— Start of Supplied material —

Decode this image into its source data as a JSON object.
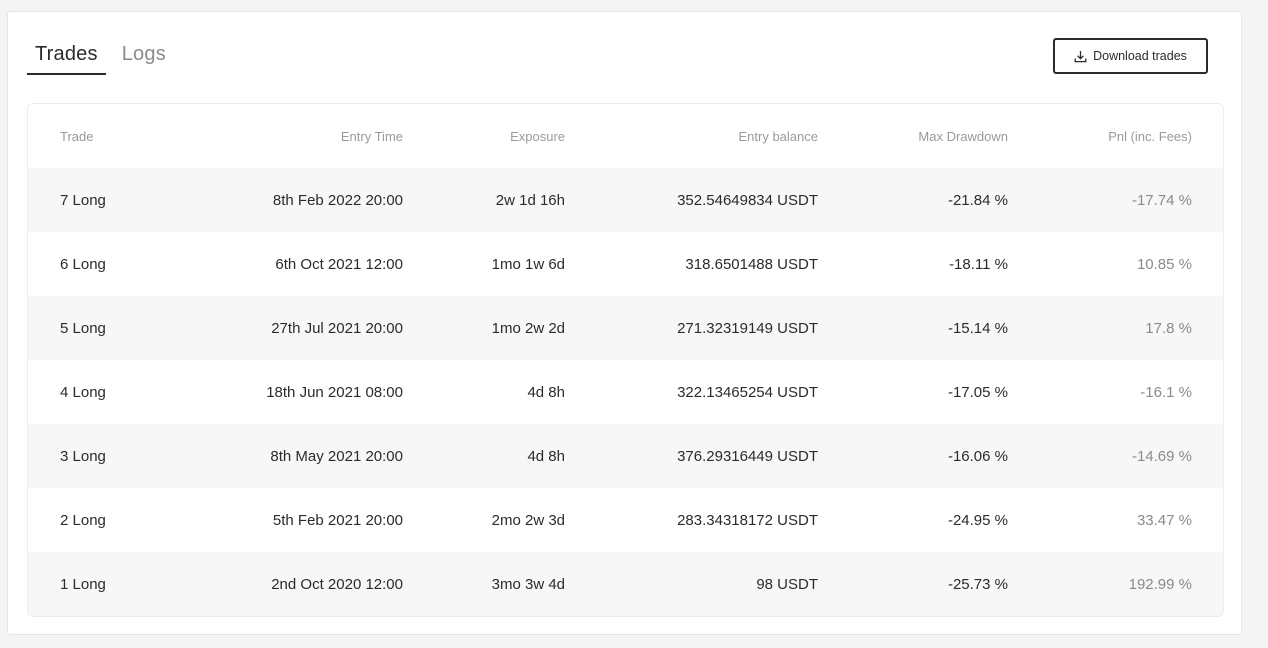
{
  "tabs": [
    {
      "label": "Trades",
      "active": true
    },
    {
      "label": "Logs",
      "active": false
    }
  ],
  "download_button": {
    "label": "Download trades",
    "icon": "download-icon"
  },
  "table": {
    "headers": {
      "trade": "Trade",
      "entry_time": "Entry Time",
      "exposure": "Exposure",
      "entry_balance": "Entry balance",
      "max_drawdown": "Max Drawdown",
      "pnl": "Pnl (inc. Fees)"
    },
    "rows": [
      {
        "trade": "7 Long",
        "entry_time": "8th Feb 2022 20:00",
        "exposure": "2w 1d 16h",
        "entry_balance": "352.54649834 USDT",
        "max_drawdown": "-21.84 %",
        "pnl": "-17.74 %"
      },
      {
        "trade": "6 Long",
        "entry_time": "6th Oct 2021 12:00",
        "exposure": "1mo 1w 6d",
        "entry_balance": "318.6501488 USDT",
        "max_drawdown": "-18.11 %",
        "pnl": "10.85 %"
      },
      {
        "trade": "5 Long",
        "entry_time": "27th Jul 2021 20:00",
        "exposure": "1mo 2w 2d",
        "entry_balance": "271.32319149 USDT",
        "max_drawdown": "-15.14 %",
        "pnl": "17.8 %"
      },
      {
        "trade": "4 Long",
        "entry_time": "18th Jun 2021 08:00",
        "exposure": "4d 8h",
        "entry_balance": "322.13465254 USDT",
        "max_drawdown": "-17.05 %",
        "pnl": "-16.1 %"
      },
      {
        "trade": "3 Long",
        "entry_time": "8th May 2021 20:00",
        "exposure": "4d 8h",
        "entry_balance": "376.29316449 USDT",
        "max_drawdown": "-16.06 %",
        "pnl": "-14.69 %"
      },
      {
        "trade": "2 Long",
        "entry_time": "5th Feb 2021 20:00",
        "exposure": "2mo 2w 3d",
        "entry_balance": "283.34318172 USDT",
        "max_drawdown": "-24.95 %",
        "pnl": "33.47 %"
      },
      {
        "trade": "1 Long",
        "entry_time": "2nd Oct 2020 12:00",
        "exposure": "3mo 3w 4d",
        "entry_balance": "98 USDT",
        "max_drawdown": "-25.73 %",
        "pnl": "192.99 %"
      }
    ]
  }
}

— End of Supplied material —

--- What you need to do ---
From the listing above, pick out each line where the word "exposure" appears.

--- Expected answer ---
      "exposure": "Exposure",
        "exposure": "2w 1d 16h",
        "exposure": "1mo 1w 6d",
        "exposure": "1mo 2w 2d",
        "exposure": "4d 8h",
        "exposure": "4d 8h",
        "exposure": "2mo 2w 3d",
        "exposure": "3mo 3w 4d",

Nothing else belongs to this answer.